─── LISTING ───

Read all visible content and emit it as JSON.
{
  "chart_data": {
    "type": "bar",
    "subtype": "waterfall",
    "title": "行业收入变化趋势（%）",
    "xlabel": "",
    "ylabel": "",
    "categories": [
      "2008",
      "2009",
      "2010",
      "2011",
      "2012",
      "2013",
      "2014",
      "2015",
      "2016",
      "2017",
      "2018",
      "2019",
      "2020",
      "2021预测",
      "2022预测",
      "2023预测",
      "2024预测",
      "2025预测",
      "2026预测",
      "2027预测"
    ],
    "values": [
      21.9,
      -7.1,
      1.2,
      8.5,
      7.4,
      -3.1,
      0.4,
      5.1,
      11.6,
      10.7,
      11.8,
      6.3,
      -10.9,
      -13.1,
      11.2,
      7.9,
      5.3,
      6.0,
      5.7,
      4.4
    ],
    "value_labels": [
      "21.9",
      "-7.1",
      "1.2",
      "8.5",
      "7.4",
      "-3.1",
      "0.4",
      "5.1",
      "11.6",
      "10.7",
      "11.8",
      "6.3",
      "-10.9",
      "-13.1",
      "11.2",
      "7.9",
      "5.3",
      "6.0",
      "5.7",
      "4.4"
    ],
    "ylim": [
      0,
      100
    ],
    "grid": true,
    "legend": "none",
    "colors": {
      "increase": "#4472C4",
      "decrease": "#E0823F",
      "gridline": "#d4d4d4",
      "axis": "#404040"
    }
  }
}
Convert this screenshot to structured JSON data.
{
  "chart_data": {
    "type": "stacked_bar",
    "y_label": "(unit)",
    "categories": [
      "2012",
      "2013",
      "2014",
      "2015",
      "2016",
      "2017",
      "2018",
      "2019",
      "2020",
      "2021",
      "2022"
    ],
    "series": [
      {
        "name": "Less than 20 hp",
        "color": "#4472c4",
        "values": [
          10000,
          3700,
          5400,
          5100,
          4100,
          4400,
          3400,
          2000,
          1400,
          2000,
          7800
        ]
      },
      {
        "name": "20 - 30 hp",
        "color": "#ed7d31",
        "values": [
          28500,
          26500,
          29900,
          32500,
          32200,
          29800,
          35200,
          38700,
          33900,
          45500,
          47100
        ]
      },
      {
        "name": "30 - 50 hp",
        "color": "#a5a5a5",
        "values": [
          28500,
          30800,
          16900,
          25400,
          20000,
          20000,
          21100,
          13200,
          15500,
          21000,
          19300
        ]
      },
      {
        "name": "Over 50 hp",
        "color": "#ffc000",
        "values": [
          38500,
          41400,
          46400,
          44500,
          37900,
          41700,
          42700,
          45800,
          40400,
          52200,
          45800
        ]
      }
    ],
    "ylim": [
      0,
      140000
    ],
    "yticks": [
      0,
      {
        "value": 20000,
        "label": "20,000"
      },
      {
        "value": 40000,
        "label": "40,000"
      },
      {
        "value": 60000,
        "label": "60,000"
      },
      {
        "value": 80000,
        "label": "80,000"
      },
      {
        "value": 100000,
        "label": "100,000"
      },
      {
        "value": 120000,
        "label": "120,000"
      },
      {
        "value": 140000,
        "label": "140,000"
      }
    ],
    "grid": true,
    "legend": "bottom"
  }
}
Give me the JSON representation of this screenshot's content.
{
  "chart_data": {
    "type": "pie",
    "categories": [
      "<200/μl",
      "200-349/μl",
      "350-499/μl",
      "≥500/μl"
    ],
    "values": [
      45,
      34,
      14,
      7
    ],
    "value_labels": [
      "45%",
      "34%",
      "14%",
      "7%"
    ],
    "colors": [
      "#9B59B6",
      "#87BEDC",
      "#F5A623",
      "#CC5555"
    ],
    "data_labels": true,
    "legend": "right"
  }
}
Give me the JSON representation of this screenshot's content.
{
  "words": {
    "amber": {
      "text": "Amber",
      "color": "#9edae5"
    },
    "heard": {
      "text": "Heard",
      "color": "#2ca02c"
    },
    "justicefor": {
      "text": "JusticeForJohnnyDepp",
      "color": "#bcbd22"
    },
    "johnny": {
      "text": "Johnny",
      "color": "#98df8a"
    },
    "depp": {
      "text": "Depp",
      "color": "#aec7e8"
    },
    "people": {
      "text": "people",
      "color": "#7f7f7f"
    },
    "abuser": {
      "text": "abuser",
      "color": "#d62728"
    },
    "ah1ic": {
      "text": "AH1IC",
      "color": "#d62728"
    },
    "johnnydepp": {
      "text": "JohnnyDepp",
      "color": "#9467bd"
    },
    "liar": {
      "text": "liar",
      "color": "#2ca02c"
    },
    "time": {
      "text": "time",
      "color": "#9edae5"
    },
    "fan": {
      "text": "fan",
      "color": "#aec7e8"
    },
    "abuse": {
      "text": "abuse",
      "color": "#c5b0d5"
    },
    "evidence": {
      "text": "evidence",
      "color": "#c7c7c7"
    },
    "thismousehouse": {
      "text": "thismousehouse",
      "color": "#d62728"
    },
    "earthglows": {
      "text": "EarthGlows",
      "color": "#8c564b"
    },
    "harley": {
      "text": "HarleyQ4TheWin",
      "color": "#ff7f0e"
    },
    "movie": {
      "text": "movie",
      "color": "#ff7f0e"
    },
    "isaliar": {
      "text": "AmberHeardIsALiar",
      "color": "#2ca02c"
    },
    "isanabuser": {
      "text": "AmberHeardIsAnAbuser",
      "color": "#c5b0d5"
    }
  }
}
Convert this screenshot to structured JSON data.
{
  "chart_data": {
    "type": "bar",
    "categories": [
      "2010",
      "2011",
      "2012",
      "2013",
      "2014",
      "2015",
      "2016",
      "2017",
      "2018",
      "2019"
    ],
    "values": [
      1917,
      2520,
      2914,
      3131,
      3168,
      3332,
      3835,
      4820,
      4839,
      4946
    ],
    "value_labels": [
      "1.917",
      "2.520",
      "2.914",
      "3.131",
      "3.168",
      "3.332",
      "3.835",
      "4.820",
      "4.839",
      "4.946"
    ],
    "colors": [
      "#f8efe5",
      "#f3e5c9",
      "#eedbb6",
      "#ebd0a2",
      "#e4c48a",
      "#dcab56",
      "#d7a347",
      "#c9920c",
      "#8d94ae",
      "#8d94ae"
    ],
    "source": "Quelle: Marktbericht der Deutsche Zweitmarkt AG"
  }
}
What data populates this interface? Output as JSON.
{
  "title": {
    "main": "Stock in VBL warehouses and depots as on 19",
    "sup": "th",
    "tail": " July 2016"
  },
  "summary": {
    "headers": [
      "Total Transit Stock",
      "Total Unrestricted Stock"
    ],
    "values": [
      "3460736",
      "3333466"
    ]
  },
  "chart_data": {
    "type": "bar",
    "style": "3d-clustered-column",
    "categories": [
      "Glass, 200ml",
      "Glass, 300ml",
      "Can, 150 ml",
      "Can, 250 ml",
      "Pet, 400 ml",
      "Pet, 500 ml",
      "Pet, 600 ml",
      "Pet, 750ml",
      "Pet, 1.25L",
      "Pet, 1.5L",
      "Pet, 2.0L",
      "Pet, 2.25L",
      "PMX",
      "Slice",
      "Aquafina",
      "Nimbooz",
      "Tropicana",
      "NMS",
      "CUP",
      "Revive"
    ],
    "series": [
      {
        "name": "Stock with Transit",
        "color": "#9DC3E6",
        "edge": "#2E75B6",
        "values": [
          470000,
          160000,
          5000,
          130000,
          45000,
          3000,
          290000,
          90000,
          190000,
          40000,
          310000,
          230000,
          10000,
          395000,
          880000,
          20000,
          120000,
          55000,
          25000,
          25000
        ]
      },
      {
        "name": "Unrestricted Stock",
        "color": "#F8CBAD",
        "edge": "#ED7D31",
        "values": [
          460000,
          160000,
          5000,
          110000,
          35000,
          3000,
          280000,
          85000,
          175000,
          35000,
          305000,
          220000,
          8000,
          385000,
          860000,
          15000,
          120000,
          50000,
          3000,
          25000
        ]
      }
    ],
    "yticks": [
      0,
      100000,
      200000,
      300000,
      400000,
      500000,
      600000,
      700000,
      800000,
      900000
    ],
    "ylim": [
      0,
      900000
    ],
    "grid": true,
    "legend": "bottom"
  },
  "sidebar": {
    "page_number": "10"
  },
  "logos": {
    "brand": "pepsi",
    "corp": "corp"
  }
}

───

EXERCISE DIRECTIONS:
Check every line of the data, and copy the ones that contain "thismousehouse".

FINAL RESULT:
    "thismousehouse": {
      "text": "thismousehouse",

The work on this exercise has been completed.